Omit the images, then print each record below exactly as it reads.

[start Supplied data]

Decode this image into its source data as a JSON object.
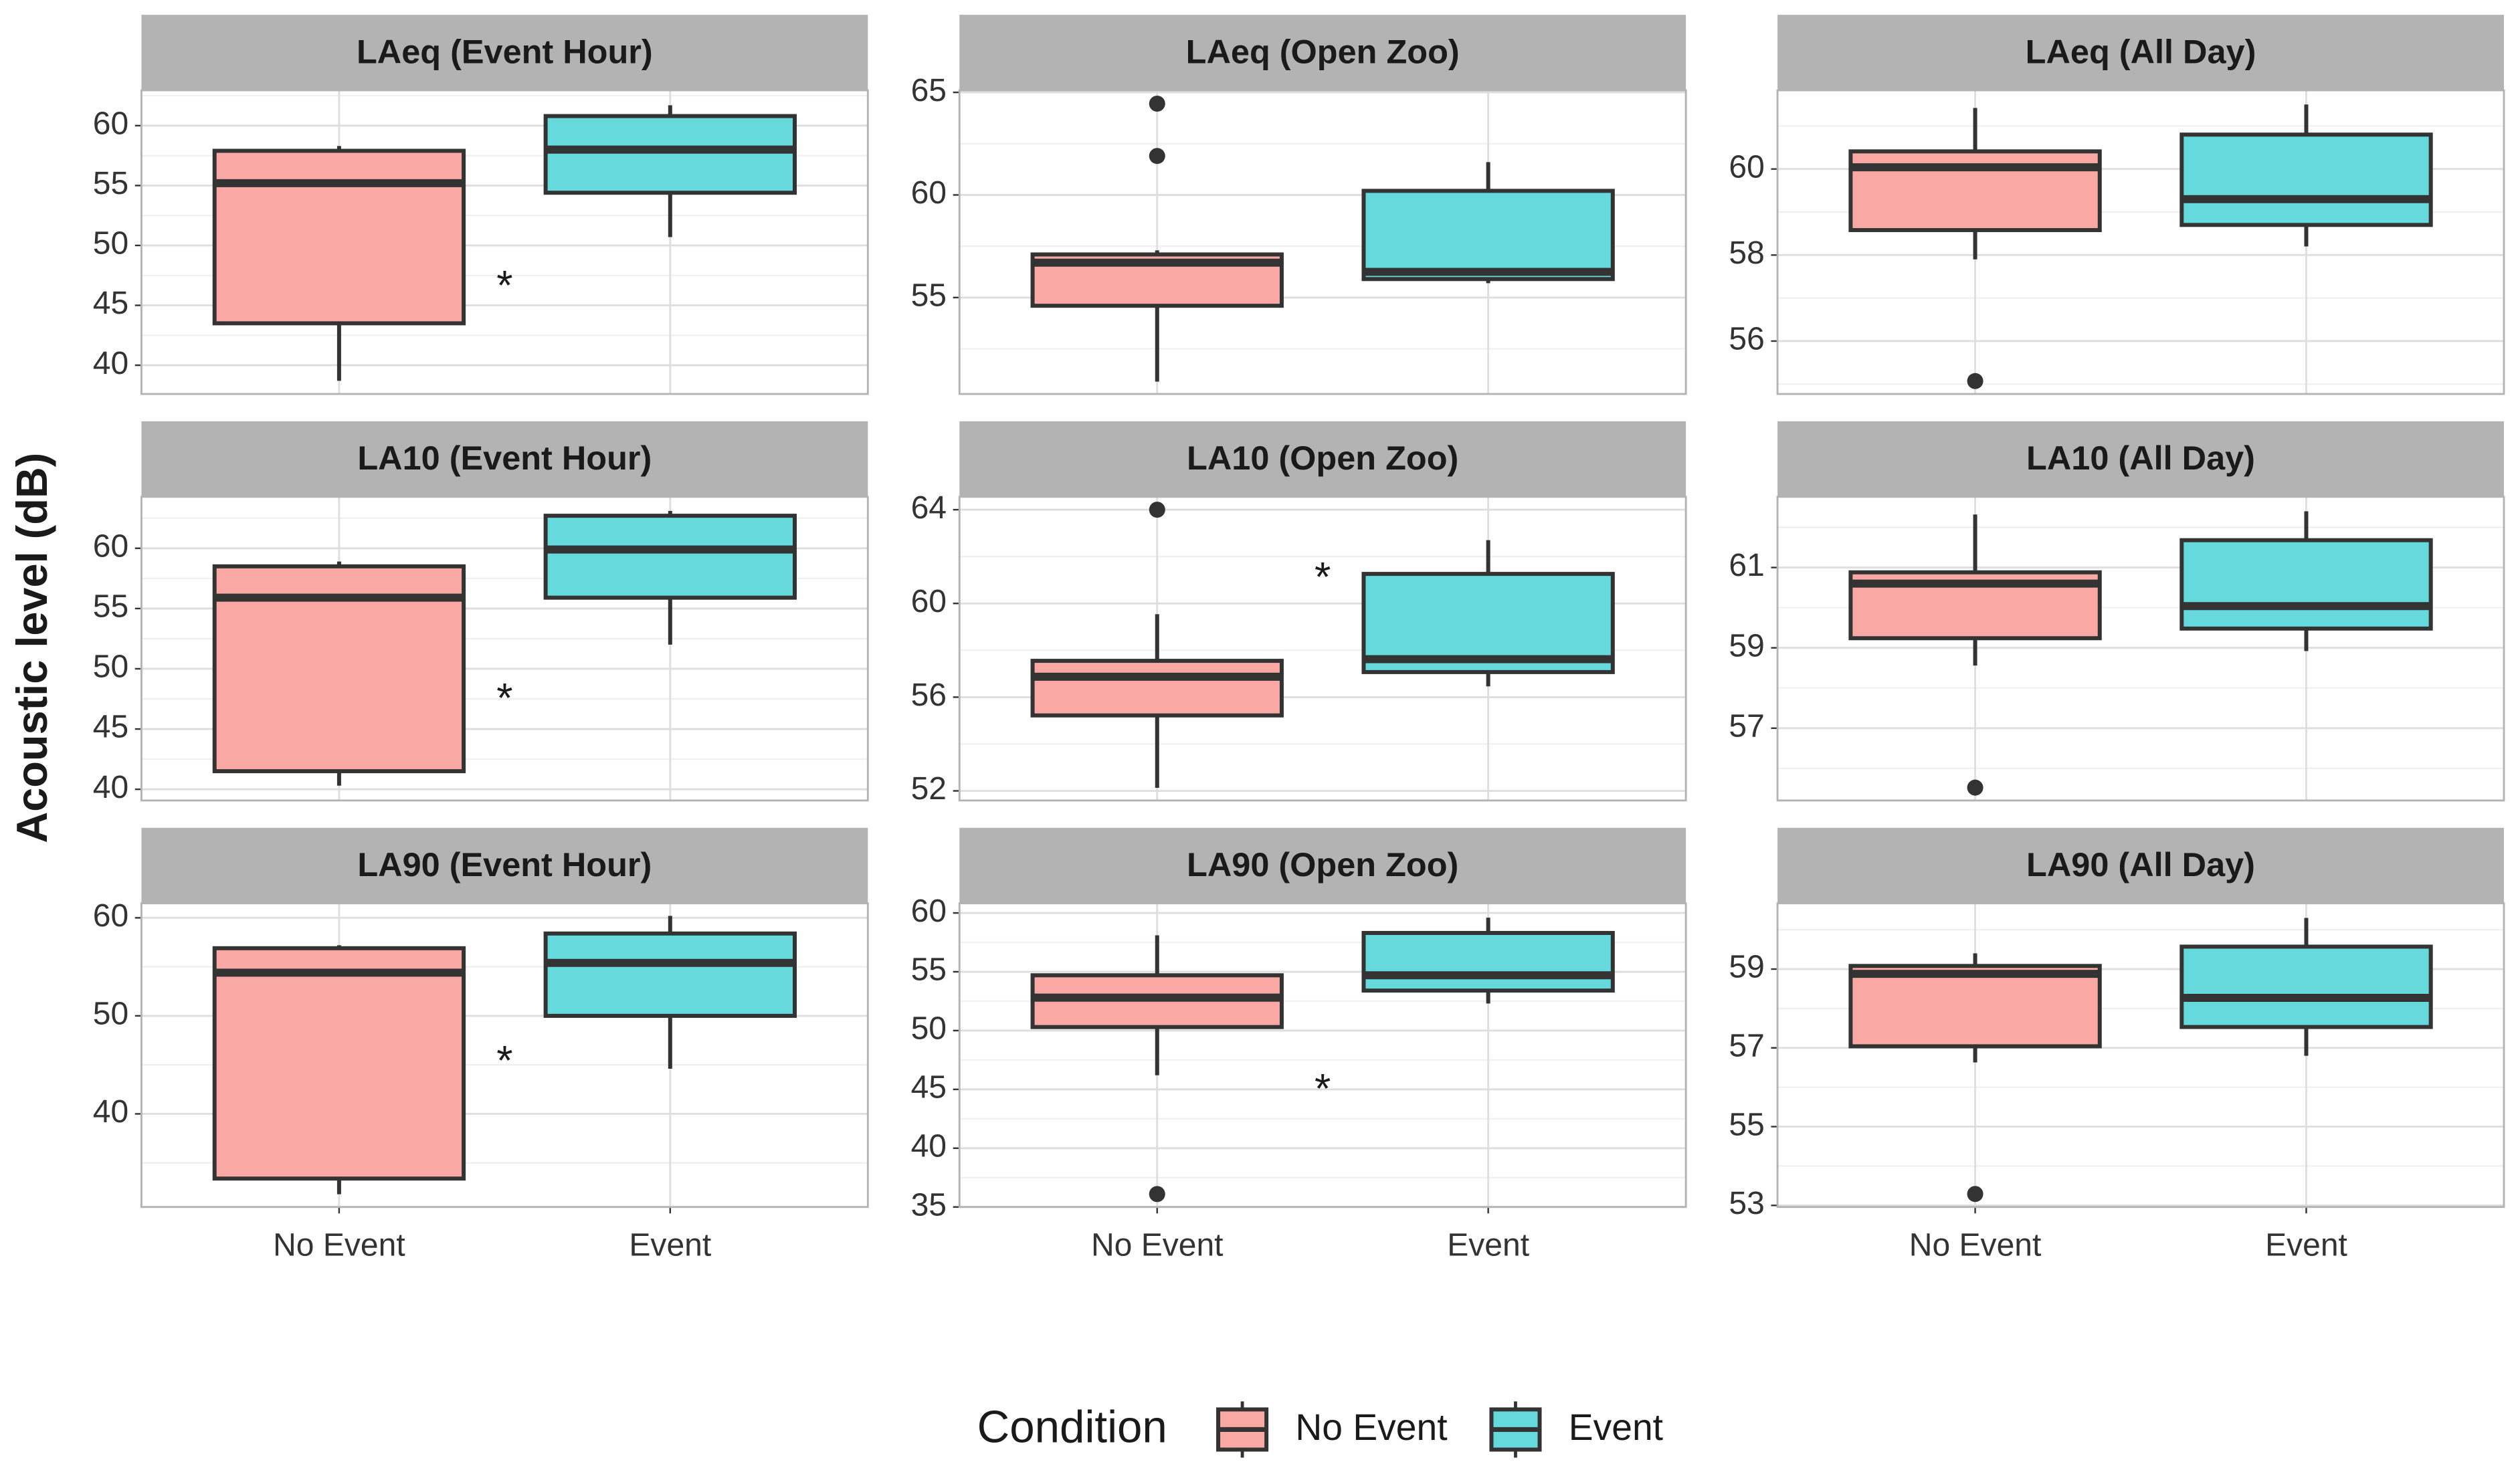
{
  "figure": {
    "ylabel": "Acoustic level (dB)",
    "categories": [
      "No Event",
      "Event"
    ],
    "legend_title": "Condition",
    "legend": [
      {
        "name": "No Event",
        "color": "#f9a8a3"
      },
      {
        "name": "Event",
        "color": "#66d9dc"
      }
    ]
  },
  "chart_data": [
    {
      "type": "box",
      "title": "LAeq (Event Hour)",
      "ylim": [
        37.6,
        62.95
      ],
      "yticks": [
        40,
        45,
        50,
        55,
        60
      ],
      "boxes": [
        {
          "min": 38.7,
          "q1": 43.5,
          "median": 55.2,
          "q3": 57.9,
          "max": 58.3,
          "outliers": []
        },
        {
          "min": 50.7,
          "q1": 54.4,
          "median": 58,
          "q3": 60.8,
          "max": 61.7,
          "outliers": []
        }
      ],
      "annotation": {
        "text": "*",
        "y": 47.2
      }
    },
    {
      "type": "box",
      "title": "LAeq (Open Zoo)",
      "ylim": [
        50.3,
        65.1
      ],
      "yticks": [
        55,
        60,
        65
      ],
      "boxes": [
        {
          "min": 50.9,
          "q1": 54.6,
          "median": 56.7,
          "q3": 57.1,
          "max": 57.3,
          "outliers": [
            64.45,
            61.9
          ]
        },
        {
          "min": 55.7,
          "q1": 55.9,
          "median": 56.25,
          "q3": 60.2,
          "max": 61.6,
          "outliers": []
        }
      ]
    },
    {
      "type": "box",
      "title": "LAeq (All Day)",
      "ylim": [
        54.77,
        61.83
      ],
      "yticks": [
        56,
        58,
        60
      ],
      "boxes": [
        {
          "min": 57.9,
          "q1": 58.58,
          "median": 60.04,
          "q3": 60.41,
          "max": 61.42,
          "outliers": [
            55.07
          ]
        },
        {
          "min": 58.2,
          "q1": 58.7,
          "median": 59.3,
          "q3": 60.8,
          "max": 61.5,
          "outliers": []
        }
      ]
    },
    {
      "type": "box",
      "title": "LA10 (Event Hour)",
      "ylim": [
        39.07,
        64.27
      ],
      "yticks": [
        40,
        45,
        50,
        55,
        60
      ],
      "boxes": [
        {
          "min": 40.3,
          "q1": 41.5,
          "median": 55.9,
          "q3": 58.5,
          "max": 58.9,
          "outliers": []
        },
        {
          "min": 52,
          "q1": 55.9,
          "median": 59.9,
          "q3": 62.7,
          "max": 63.1,
          "outliers": []
        }
      ],
      "annotation": {
        "text": "*",
        "y": 48.1
      }
    },
    {
      "type": "box",
      "title": "LA10 (Open Zoo)",
      "ylim": [
        51.59,
        64.55
      ],
      "yticks": [
        52,
        56,
        60,
        64
      ],
      "boxes": [
        {
          "min": 52.13,
          "q1": 55.22,
          "median": 56.87,
          "q3": 57.55,
          "max": 59.54,
          "outliers": [
            64
          ]
        },
        {
          "min": 56.46,
          "q1": 57.07,
          "median": 57.62,
          "q3": 61.26,
          "max": 62.7,
          "outliers": []
        }
      ],
      "annotation": {
        "text": "*",
        "y": 61.4
      }
    },
    {
      "type": "box",
      "title": "LA10 (All Day)",
      "ylim": [
        55.2,
        62.76
      ],
      "yticks": [
        57,
        59,
        61
      ],
      "boxes": [
        {
          "min": 58.56,
          "q1": 59.24,
          "median": 60.6,
          "q3": 60.88,
          "max": 62.32,
          "outliers": [
            55.52
          ]
        },
        {
          "min": 58.92,
          "q1": 59.48,
          "median": 60.04,
          "q3": 61.68,
          "max": 62.4,
          "outliers": []
        }
      ]
    },
    {
      "type": "box",
      "title": "LA90 (Event Hour)",
      "ylim": [
        30.5,
        61.48
      ],
      "yticks": [
        40,
        50,
        60
      ],
      "boxes": [
        {
          "min": 31.8,
          "q1": 33.4,
          "median": 54.4,
          "q3": 56.9,
          "max": 57.2,
          "outliers": []
        },
        {
          "min": 44.6,
          "q1": 50,
          "median": 55.4,
          "q3": 58.4,
          "max": 60.2,
          "outliers": []
        }
      ],
      "annotation": {
        "text": "*",
        "y": 46.1
      }
    },
    {
      "type": "box",
      "title": "LA90 (Open Zoo)",
      "ylim": [
        35,
        60.82
      ],
      "yticks": [
        35,
        40,
        45,
        50,
        55,
        60
      ],
      "boxes": [
        {
          "min": 46.2,
          "q1": 50.3,
          "median": 52.8,
          "q3": 54.7,
          "max": 58.1,
          "outliers": [
            36.1
          ]
        },
        {
          "min": 52.3,
          "q1": 53.4,
          "median": 54.7,
          "q3": 58.3,
          "max": 59.6,
          "outliers": []
        }
      ],
      "annotation": {
        "text": "*",
        "y": 45.6
      }
    },
    {
      "type": "box",
      "title": "LA90 (All Day)",
      "ylim": [
        52.96,
        60.67
      ],
      "yticks": [
        53,
        55,
        57,
        59
      ],
      "boxes": [
        {
          "min": 56.63,
          "q1": 57.04,
          "median": 58.88,
          "q3": 59.08,
          "max": 59.4,
          "outliers": [
            53.29
          ]
        },
        {
          "min": 56.8,
          "q1": 57.53,
          "median": 58.27,
          "q3": 59.57,
          "max": 60.3,
          "outliers": []
        }
      ]
    }
  ]
}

[end Supplied data]

## Answer to this task
Decode this image into its source data as a JSON object.
{
  "figure": {
    "ylabel": "Acoustic level (dB)",
    "categories": [
      "No Event",
      "Event"
    ],
    "legend_title": "Condition",
    "legend": [
      {
        "name": "No Event",
        "color": "#f9a8a3"
      },
      {
        "name": "Event",
        "color": "#66d9dc"
      }
    ]
  },
  "chart_data": [
    {
      "type": "box",
      "title": "LAeq (Event Hour)",
      "ylim": [
        37.6,
        62.95
      ],
      "yticks": [
        40,
        45,
        50,
        55,
        60
      ],
      "boxes": [
        {
          "min": 38.7,
          "q1": 43.5,
          "median": 55.2,
          "q3": 57.9,
          "max": 58.3,
          "outliers": []
        },
        {
          "min": 50.7,
          "q1": 54.4,
          "median": 58,
          "q3": 60.8,
          "max": 61.7,
          "outliers": []
        }
      ],
      "annotation": {
        "text": "*",
        "y": 47.2
      }
    },
    {
      "type": "box",
      "title": "LAeq (Open Zoo)",
      "ylim": [
        50.3,
        65.1
      ],
      "yticks": [
        55,
        60,
        65
      ],
      "boxes": [
        {
          "min": 50.9,
          "q1": 54.6,
          "median": 56.7,
          "q3": 57.1,
          "max": 57.3,
          "outliers": [
            64.45,
            61.9
          ]
        },
        {
          "min": 55.7,
          "q1": 55.9,
          "median": 56.25,
          "q3": 60.2,
          "max": 61.6,
          "outliers": []
        }
      ]
    },
    {
      "type": "box",
      "title": "LAeq (All Day)",
      "ylim": [
        54.77,
        61.83
      ],
      "yticks": [
        56,
        58,
        60
      ],
      "boxes": [
        {
          "min": 57.9,
          "q1": 58.58,
          "median": 60.04,
          "q3": 60.41,
          "max": 61.42,
          "outliers": [
            55.07
          ]
        },
        {
          "min": 58.2,
          "q1": 58.7,
          "median": 59.3,
          "q3": 60.8,
          "max": 61.5,
          "outliers": []
        }
      ]
    },
    {
      "type": "box",
      "title": "LA10 (Event Hour)",
      "ylim": [
        39.07,
        64.27
      ],
      "yticks": [
        40,
        45,
        50,
        55,
        60
      ],
      "boxes": [
        {
          "min": 40.3,
          "q1": 41.5,
          "median": 55.9,
          "q3": 58.5,
          "max": 58.9,
          "outliers": []
        },
        {
          "min": 52,
          "q1": 55.9,
          "median": 59.9,
          "q3": 62.7,
          "max": 63.1,
          "outliers": []
        }
      ],
      "annotation": {
        "text": "*",
        "y": 48.1
      }
    },
    {
      "type": "box",
      "title": "LA10 (Open Zoo)",
      "ylim": [
        51.59,
        64.55
      ],
      "yticks": [
        52,
        56,
        60,
        64
      ],
      "boxes": [
        {
          "min": 52.13,
          "q1": 55.22,
          "median": 56.87,
          "q3": 57.55,
          "max": 59.54,
          "outliers": [
            64
          ]
        },
        {
          "min": 56.46,
          "q1": 57.07,
          "median": 57.62,
          "q3": 61.26,
          "max": 62.7,
          "outliers": []
        }
      ],
      "annotation": {
        "text": "*",
        "y": 61.4
      }
    },
    {
      "type": "box",
      "title": "LA10 (All Day)",
      "ylim": [
        55.2,
        62.76
      ],
      "yticks": [
        57,
        59,
        61
      ],
      "boxes": [
        {
          "min": 58.56,
          "q1": 59.24,
          "median": 60.6,
          "q3": 60.88,
          "max": 62.32,
          "outliers": [
            55.52
          ]
        },
        {
          "min": 58.92,
          "q1": 59.48,
          "median": 60.04,
          "q3": 61.68,
          "max": 62.4,
          "outliers": []
        }
      ]
    },
    {
      "type": "box",
      "title": "LA90 (Event Hour)",
      "ylim": [
        30.5,
        61.48
      ],
      "yticks": [
        40,
        50,
        60
      ],
      "boxes": [
        {
          "min": 31.8,
          "q1": 33.4,
          "median": 54.4,
          "q3": 56.9,
          "max": 57.2,
          "outliers": []
        },
        {
          "min": 44.6,
          "q1": 50,
          "median": 55.4,
          "q3": 58.4,
          "max": 60.2,
          "outliers": []
        }
      ],
      "annotation": {
        "text": "*",
        "y": 46.1
      }
    },
    {
      "type": "box",
      "title": "LA90 (Open Zoo)",
      "ylim": [
        35,
        60.82
      ],
      "yticks": [
        35,
        40,
        45,
        50,
        55,
        60
      ],
      "boxes": [
        {
          "min": 46.2,
          "q1": 50.3,
          "median": 52.8,
          "q3": 54.7,
          "max": 58.1,
          "outliers": [
            36.1
          ]
        },
        {
          "min": 52.3,
          "q1": 53.4,
          "median": 54.7,
          "q3": 58.3,
          "max": 59.6,
          "outliers": []
        }
      ],
      "annotation": {
        "text": "*",
        "y": 45.6
      }
    },
    {
      "type": "box",
      "title": "LA90 (All Day)",
      "ylim": [
        52.96,
        60.67
      ],
      "yticks": [
        53,
        55,
        57,
        59
      ],
      "boxes": [
        {
          "min": 56.63,
          "q1": 57.04,
          "median": 58.88,
          "q3": 59.08,
          "max": 59.4,
          "outliers": [
            53.29
          ]
        },
        {
          "min": 56.8,
          "q1": 57.53,
          "median": 58.27,
          "q3": 59.57,
          "max": 60.3,
          "outliers": []
        }
      ]
    }
  ]
}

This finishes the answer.